Data excerpts:
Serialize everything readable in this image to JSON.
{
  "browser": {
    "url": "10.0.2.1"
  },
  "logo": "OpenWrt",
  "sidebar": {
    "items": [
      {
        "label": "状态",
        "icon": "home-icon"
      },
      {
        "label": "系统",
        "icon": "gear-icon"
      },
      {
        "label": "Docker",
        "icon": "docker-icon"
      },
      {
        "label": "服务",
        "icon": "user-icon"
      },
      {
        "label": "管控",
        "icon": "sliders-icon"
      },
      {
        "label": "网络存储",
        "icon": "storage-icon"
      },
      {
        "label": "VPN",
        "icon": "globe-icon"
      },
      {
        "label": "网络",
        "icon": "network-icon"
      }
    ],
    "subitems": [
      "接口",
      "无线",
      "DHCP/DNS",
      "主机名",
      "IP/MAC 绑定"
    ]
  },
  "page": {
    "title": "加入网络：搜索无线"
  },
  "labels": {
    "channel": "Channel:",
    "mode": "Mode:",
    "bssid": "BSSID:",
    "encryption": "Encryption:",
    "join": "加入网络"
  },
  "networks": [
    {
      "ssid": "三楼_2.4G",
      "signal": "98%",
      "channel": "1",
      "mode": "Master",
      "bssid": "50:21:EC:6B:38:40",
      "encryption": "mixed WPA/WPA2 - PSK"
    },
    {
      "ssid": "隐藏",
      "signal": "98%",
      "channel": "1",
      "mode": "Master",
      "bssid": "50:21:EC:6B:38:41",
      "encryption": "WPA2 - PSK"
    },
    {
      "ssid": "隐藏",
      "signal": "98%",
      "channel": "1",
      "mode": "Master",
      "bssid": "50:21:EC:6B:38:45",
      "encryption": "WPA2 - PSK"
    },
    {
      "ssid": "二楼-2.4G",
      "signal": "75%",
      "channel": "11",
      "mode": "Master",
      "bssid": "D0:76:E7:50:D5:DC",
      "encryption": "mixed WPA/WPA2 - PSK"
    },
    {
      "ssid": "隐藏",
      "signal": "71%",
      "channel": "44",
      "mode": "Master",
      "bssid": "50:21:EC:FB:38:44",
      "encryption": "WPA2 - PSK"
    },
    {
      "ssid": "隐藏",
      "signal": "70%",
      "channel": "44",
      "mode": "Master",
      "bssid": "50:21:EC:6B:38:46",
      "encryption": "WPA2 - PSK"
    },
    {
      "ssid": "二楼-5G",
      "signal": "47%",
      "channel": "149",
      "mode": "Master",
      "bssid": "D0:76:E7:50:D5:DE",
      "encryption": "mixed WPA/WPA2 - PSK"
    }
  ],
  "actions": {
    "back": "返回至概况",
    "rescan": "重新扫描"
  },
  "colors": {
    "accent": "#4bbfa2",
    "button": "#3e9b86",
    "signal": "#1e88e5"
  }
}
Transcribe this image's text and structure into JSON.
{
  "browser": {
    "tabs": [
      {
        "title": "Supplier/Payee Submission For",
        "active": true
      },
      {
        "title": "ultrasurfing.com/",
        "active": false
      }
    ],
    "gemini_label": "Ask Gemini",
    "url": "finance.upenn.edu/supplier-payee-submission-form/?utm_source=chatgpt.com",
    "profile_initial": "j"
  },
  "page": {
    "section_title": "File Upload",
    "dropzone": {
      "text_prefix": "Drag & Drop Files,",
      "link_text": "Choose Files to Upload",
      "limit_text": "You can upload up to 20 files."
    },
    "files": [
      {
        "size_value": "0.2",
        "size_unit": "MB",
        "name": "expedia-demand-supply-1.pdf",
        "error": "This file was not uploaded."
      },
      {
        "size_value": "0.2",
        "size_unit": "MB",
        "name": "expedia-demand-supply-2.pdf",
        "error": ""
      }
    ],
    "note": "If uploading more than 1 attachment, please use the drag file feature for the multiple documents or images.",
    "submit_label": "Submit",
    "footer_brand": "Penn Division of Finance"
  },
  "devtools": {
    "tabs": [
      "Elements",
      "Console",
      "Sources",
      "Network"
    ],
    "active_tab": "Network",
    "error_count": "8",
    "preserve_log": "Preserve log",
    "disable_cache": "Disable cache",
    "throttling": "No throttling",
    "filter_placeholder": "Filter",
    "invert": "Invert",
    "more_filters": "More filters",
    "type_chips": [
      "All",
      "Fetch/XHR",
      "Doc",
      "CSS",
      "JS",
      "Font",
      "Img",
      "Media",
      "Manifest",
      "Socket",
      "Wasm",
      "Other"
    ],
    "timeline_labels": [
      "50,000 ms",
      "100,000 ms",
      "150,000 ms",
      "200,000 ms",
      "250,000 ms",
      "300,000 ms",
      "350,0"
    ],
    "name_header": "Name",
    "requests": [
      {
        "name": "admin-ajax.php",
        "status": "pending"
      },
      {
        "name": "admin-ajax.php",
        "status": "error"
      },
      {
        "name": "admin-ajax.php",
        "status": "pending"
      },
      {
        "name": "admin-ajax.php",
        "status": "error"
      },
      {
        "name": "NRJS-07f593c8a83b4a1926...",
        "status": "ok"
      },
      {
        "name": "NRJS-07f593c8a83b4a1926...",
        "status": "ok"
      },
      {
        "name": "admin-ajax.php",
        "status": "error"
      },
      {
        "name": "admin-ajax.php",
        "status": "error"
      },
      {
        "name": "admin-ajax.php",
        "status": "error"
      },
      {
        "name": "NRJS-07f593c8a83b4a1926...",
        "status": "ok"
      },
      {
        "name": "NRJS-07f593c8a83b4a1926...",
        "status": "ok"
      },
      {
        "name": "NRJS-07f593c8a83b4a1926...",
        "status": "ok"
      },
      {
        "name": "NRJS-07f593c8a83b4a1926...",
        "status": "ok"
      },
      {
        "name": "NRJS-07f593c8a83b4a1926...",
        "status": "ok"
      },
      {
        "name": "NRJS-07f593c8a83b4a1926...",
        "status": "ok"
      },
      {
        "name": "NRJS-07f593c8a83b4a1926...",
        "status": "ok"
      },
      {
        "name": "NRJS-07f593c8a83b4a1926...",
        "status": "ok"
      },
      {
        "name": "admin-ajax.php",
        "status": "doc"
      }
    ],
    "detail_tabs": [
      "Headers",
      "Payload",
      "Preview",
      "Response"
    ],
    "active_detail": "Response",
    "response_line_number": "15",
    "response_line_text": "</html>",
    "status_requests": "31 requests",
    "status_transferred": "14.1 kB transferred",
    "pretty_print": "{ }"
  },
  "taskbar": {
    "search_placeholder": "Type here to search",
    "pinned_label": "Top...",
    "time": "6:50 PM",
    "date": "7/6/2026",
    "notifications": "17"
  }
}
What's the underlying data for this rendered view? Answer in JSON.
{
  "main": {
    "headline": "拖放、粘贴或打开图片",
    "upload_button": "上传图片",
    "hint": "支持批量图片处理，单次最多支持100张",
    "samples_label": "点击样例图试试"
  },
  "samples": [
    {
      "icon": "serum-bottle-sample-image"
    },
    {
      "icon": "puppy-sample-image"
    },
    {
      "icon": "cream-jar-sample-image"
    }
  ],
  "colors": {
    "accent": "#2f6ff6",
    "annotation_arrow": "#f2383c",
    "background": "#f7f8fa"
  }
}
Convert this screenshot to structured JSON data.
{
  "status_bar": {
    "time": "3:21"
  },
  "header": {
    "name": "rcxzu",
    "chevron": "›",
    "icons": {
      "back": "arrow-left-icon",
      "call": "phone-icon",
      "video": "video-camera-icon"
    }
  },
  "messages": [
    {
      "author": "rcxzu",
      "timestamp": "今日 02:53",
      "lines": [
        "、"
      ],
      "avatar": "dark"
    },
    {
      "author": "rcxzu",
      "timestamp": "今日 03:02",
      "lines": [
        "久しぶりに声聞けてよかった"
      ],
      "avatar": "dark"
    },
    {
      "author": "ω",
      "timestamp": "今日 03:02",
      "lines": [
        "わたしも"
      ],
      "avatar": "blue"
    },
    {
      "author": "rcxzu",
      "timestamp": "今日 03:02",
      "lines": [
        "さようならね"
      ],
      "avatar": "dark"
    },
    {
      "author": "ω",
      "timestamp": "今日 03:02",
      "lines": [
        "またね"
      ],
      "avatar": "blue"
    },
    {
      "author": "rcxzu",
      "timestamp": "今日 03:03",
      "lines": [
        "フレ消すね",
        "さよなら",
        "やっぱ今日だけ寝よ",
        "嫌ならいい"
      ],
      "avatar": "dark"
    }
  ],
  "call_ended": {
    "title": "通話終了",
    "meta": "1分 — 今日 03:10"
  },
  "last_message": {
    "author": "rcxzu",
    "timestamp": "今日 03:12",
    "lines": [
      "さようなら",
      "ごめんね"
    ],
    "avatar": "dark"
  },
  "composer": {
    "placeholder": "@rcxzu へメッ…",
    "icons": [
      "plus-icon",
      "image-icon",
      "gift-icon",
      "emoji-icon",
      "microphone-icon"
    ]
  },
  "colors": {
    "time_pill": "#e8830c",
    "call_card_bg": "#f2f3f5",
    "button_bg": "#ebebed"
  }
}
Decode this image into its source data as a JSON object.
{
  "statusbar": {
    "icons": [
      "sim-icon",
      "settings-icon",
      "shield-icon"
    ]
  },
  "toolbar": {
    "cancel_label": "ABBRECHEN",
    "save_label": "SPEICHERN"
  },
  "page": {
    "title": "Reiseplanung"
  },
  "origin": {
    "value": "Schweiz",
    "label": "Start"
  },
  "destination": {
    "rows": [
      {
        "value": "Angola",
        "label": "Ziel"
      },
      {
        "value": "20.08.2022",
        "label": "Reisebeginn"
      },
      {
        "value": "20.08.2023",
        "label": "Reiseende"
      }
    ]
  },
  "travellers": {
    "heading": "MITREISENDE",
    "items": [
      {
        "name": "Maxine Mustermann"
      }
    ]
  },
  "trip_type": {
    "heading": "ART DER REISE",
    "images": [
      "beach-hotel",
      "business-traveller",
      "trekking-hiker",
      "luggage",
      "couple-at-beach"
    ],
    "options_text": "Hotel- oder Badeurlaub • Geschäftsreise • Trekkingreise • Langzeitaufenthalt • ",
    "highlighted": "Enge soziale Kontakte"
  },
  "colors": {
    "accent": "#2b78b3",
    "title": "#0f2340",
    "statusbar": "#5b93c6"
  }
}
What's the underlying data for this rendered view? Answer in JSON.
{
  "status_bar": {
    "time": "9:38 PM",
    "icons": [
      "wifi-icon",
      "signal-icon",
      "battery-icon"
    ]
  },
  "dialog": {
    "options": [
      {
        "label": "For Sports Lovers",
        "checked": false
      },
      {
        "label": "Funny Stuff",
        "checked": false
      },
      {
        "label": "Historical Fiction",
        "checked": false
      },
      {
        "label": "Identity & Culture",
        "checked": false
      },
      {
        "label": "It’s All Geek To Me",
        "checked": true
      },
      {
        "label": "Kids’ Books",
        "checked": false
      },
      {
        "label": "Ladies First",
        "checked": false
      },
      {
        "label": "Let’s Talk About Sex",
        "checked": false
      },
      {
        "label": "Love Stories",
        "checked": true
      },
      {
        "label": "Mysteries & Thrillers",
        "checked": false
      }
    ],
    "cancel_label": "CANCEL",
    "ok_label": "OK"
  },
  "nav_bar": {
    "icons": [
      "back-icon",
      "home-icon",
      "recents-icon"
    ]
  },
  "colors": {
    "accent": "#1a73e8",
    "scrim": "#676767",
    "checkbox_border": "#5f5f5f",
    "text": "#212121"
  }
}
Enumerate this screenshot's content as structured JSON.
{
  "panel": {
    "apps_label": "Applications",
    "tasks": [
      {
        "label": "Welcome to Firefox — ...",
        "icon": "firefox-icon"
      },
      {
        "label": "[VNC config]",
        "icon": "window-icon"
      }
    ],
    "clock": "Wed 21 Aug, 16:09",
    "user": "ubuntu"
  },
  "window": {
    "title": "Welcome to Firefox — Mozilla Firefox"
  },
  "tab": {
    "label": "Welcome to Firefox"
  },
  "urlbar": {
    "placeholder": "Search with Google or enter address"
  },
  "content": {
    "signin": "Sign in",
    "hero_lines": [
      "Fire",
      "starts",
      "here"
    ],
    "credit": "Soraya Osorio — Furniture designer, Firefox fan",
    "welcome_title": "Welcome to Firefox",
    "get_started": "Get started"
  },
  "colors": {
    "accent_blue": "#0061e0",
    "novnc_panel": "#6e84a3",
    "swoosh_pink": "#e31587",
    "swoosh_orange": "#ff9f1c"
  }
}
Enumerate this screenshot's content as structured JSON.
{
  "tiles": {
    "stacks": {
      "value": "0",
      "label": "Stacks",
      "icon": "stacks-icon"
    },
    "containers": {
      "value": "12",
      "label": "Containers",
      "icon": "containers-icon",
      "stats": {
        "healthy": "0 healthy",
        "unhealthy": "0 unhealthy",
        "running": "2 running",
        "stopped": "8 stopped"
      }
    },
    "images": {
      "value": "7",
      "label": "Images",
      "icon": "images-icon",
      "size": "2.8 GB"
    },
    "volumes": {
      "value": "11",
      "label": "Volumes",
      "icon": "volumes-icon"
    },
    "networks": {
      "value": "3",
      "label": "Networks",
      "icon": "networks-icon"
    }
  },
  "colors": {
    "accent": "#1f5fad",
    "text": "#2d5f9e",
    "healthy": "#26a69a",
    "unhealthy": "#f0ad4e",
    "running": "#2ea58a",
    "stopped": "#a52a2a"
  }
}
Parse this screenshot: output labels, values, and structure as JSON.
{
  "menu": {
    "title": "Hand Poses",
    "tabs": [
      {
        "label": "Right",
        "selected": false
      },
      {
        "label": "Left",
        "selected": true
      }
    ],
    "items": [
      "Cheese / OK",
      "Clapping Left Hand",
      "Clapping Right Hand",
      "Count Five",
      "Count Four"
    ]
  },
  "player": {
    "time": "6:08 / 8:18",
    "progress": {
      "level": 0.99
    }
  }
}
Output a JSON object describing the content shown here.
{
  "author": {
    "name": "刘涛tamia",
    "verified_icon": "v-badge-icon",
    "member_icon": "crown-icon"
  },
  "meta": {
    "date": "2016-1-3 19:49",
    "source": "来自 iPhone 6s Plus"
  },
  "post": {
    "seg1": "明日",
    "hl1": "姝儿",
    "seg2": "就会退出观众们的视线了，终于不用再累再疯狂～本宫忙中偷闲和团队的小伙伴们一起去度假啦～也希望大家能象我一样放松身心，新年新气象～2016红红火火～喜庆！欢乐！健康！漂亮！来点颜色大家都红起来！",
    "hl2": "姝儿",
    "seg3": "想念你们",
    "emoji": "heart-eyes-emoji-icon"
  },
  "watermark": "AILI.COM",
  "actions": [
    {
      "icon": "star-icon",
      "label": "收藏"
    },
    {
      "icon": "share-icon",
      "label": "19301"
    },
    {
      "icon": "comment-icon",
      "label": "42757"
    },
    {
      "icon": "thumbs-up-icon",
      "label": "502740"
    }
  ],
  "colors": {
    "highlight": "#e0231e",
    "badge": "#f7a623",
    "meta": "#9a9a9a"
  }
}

REQUIREMENT:
Copy exactly the lines of the listing above, beginning at the line with "Output a JSON" and ending at its final line; write out nothing else.

THE ANSWER:
Output a JSON object describing the content shown here.
{
  "author": {
    "name": "刘涛tamia",
    "verified_icon": "v-badge-icon",
    "member_icon": "crown-icon"
  },
  "meta": {
    "date": "2016-1-3 19:49",
    "source": "来自 iPhone 6s Plus"
  },
  "post": {
    "seg1": "明日",
    "hl1": "姝儿",
    "seg2": "就会退出观众们的视线了，终于不用再累再疯狂～本宫忙中偷闲和团队的小伙伴们一起去度假啦～也希望大家能象我一样放松身心，新年新气象～2016红红火火～喜庆！欢乐！健康！漂亮！来点颜色大家都红起来！",
    "hl2": "姝儿",
    "seg3": "想念你们",
    "emoji": "heart-eyes-emoji-icon"
  },
  "watermark": "AILI.COM",
  "actions": [
    {
      "icon": "star-icon",
      "label": "收藏"
    },
    {
      "icon": "share-icon",
      "label": "19301"
    },
    {
      "icon": "comment-icon",
      "label": "42757"
    },
    {
      "icon": "thumbs-up-icon",
      "label": "502740"
    }
  ],
  "colors": {
    "highlight": "#e0231e",
    "badge": "#f7a623",
    "meta": "#9a9a9a"
  }
}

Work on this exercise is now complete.